→ **GIVEN EXERCISE**
Gather up every line from the entries below that uses the word "текста".

(Stored data)
++++

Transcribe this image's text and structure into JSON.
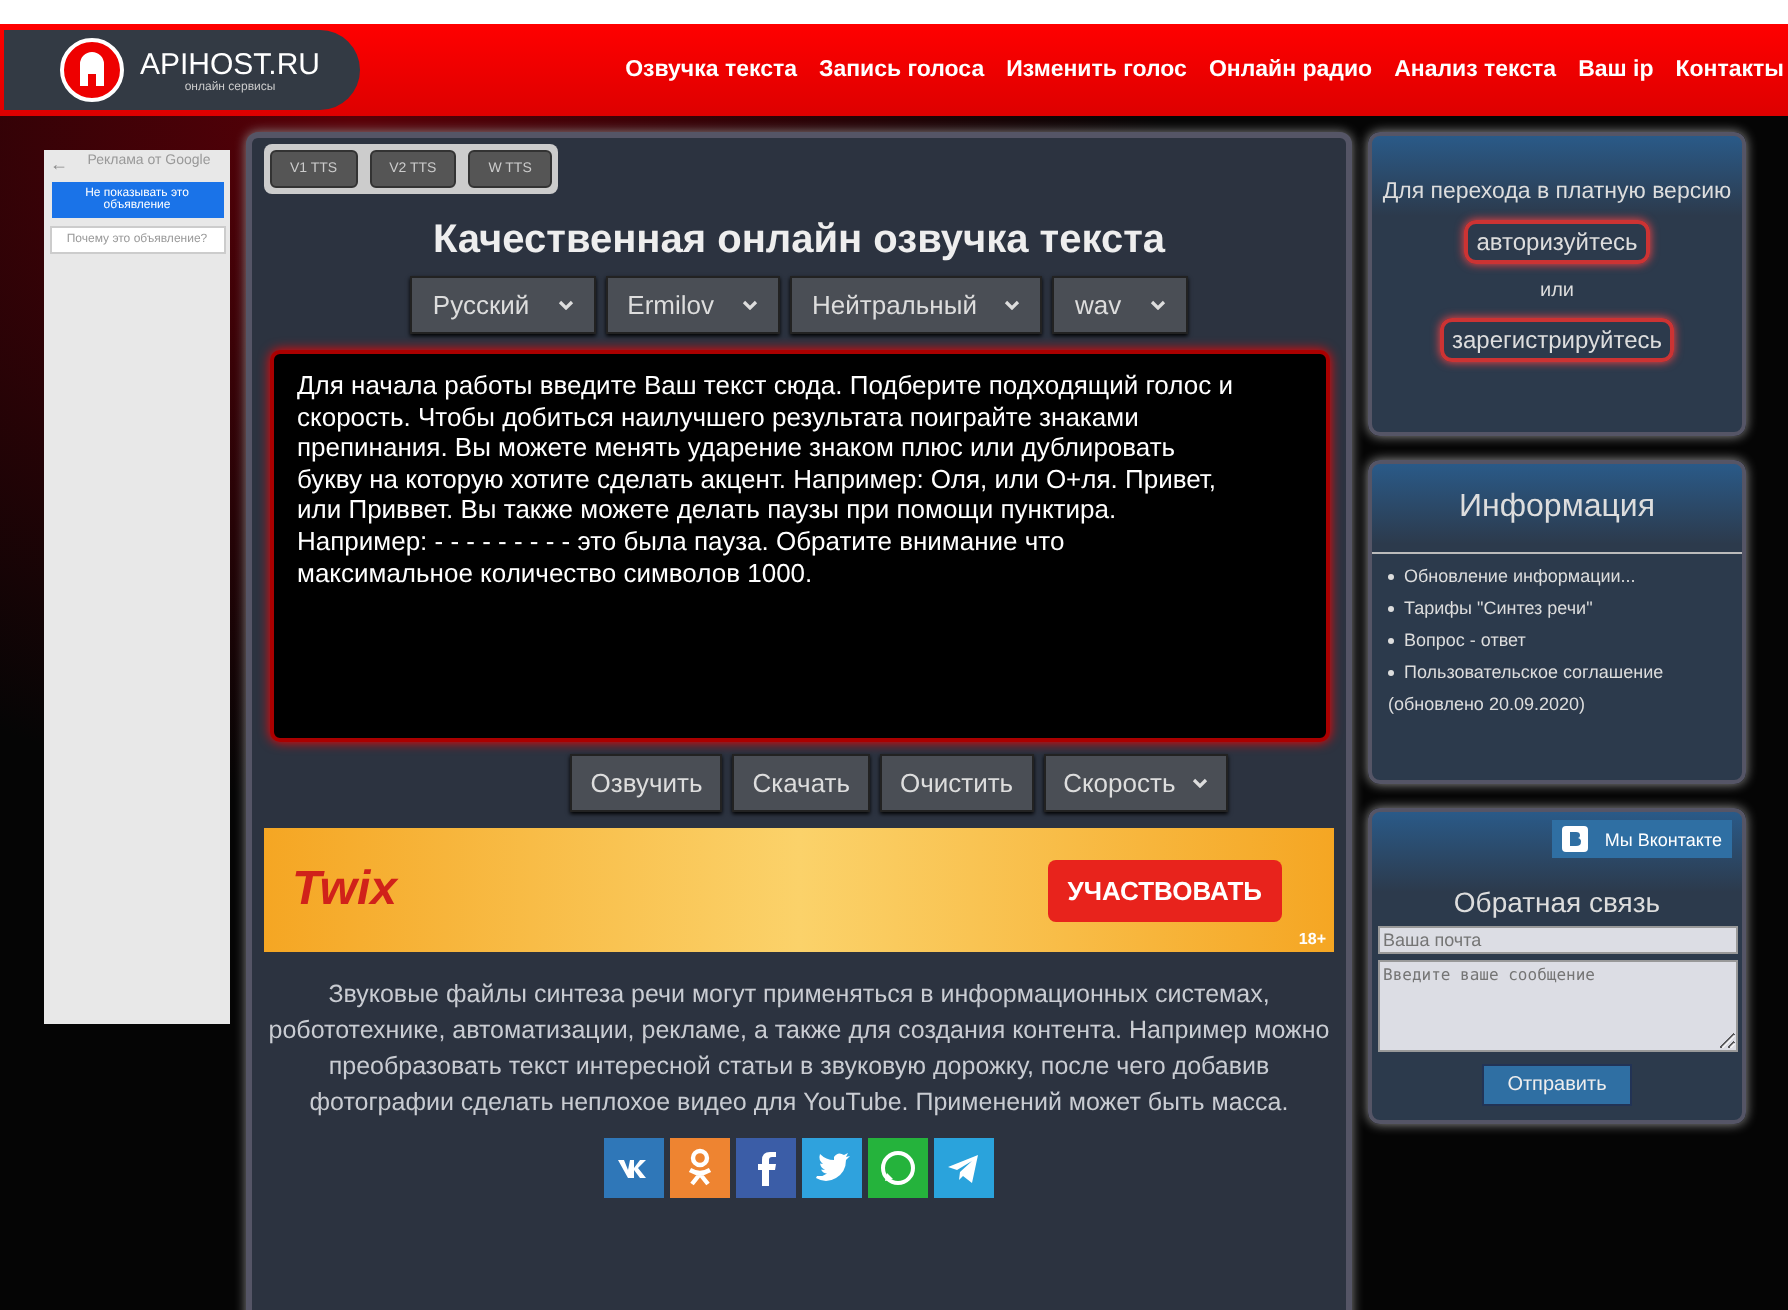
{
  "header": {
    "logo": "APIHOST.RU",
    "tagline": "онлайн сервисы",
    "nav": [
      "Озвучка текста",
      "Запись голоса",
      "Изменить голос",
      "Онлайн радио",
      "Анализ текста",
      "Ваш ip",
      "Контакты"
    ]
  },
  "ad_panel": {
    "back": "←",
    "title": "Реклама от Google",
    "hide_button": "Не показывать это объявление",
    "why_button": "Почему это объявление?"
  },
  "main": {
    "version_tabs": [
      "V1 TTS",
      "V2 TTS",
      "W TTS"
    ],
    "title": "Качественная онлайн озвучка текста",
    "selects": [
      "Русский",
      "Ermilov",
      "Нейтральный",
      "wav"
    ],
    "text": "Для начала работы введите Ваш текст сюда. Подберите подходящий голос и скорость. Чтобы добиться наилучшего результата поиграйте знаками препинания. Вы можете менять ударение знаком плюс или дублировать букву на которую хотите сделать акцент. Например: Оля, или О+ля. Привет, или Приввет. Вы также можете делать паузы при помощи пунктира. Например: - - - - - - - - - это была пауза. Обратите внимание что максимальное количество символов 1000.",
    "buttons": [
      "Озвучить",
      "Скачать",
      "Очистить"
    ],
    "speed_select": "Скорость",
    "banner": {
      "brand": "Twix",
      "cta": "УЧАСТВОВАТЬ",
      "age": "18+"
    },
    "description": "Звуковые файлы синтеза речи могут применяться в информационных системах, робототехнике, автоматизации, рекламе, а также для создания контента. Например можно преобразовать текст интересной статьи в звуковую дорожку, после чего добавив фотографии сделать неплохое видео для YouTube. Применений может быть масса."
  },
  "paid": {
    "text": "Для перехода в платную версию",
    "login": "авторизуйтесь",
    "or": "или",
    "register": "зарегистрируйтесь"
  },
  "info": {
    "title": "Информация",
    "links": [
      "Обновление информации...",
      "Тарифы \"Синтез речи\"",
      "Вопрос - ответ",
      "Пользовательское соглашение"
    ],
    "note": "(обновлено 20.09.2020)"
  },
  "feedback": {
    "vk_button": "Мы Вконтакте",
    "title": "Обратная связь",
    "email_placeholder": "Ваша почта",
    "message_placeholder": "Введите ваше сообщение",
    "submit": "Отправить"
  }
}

++++

→ **RESULT**
      "Озвучка текста",
      "Анализ текста",
    "title": "Качественная онлайн озвучка текста",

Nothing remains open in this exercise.